_AIM:_ An exact copy of every record is needed.

=-=-=

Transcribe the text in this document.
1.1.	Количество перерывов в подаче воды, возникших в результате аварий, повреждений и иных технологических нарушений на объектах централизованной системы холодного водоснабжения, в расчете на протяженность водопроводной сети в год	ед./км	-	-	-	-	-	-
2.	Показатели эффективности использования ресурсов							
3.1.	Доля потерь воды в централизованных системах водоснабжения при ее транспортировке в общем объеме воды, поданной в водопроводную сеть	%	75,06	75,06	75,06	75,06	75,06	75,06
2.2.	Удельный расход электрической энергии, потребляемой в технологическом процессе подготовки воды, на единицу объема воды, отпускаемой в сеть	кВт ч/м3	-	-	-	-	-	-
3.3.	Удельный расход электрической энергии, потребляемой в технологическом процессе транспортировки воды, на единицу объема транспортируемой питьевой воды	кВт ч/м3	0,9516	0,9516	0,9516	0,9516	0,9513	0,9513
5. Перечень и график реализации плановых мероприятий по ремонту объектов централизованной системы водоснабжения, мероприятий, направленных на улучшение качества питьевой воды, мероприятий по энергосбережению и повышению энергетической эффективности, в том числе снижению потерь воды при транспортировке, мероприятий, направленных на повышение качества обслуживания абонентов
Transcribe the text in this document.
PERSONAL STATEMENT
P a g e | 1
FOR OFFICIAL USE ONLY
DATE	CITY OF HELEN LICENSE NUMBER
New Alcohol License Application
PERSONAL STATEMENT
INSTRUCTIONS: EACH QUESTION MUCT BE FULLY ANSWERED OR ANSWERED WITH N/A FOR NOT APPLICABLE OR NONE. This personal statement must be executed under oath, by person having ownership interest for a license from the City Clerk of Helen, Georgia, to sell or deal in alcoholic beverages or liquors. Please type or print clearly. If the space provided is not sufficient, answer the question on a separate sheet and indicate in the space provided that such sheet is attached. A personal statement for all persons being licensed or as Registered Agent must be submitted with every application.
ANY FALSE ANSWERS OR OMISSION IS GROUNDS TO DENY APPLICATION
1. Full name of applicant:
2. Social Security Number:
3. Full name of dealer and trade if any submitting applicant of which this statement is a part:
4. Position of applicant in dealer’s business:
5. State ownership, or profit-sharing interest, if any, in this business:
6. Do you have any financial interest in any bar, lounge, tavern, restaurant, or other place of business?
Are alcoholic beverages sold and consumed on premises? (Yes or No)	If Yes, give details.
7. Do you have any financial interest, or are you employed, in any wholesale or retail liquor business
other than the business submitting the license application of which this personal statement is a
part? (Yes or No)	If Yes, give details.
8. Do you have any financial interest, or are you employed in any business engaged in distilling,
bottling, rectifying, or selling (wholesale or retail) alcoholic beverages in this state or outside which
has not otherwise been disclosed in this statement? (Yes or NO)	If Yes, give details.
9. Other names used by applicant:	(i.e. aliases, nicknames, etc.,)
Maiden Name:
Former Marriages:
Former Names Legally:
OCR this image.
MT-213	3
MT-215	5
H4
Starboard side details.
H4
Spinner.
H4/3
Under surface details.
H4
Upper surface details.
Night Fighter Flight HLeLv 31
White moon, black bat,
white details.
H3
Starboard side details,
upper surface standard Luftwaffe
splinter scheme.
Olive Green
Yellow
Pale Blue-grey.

=-=-=

_EXPECTED ANSWER:_
Transcribe the text in this document.
1.1.	Количество перерывов в подаче воды, возникших в результате аварий, повреждений и иных технологических нарушений на объектах централизованной системы холодного водоснабжения, в расчете на протяженность водопроводной сети в год	ед./км	-	-	-	-	-	-
2.	Показатели эффективности использования ресурсов							
3.1.	Доля потерь воды в централизованных системах водоснабжения при ее транспортировке в общем объеме воды, поданной в водопроводную сеть	%	75,06	75,06	75,06	75,06	75,06	75,06
2.2.	Удельный расход электрической энергии, потребляемой в технологическом процессе подготовки воды, на единицу объема воды, отпускаемой в сеть	кВт ч/м3	-	-	-	-	-	-
3.3.	Удельный расход электрической энергии, потребляемой в технологическом процессе транспортировки воды, на единицу объема транспортируемой питьевой воды	кВт ч/м3	0,9516	0,9516	0,9516	0,9516	0,9513	0,9513
5. Перечень и график реализации плановых мероприятий по ремонту объектов централизованной системы водоснабжения, мероприятий, направленных на улучшение качества питьевой воды, мероприятий по энергосбережению и повышению энергетической эффективности, в том числе снижению потерь воды при транспортировке, мероприятий, направленных на повышение качества обслуживания абонентов
Transcribe the text in this document.
PERSONAL STATEMENT
P a g e | 1
FOR OFFICIAL USE ONLY
DATE	CITY OF HELEN LICENSE NUMBER
New Alcohol License Application
PERSONAL STATEMENT
INSTRUCTIONS: EACH QUESTION MUCT BE FULLY ANSWERED OR ANSWERED WITH N/A FOR NOT APPLICABLE OR NONE. This personal statement must be executed under oath, by person having ownership interest for a license from the City Clerk of Helen, Georgia, to sell or deal in alcoholic beverages or liquors. Please type or print clearly. If the space provided is not sufficient, answer the question on a separate sheet and indicate in the space provided that such sheet is attached. A personal statement for all persons being licensed or as Registered Agent must be submitted with every application.
ANY FALSE ANSWERS OR OMISSION IS GROUNDS TO DENY APPLICATION
1. Full name of applicant:
2. Social Security Number:
3. Full name of dealer and trade if any submitting applicant of which this statement is a part:
4. Position of applicant in dealer’s business:
5. State ownership, or profit-sharing interest, if any, in this business:
6. Do you have any financial interest in any bar, lounge, tavern, restaurant, or other place of business?
Are alcoholic beverages sold and consumed on premises? (Yes or No)	If Yes, give details.
7. Do you have any financial interest, or are you employed, in any wholesale or retail liquor business
other than the business submitting the license application of which this personal statement is a
part? (Yes or No)	If Yes, give details.
8. Do you have any financial interest, or are you employed in any business engaged in distilling,
bottling, rectifying, or selling (wholesale or retail) alcoholic beverages in this state or outside which
has not otherwise been disclosed in this statement? (Yes or NO)	If Yes, give details.
9. Other names used by applicant:	(i.e. aliases, nicknames, etc.,)
Maiden Name:
Former Marriages:
Former Names Legally:
OCR this image.
MT-213	3
MT-215	5
H4
Starboard side details.
H4
Spinner.
H4/3
Under surface details.
H4
Upper surface details.
Night Fighter Flight HLeLv 31
White moon, black bat,
white details.
H3
Starboard side details,
upper surface standard Luftwaffe
splinter scheme.
Olive Green
Yellow
Pale Blue-grey.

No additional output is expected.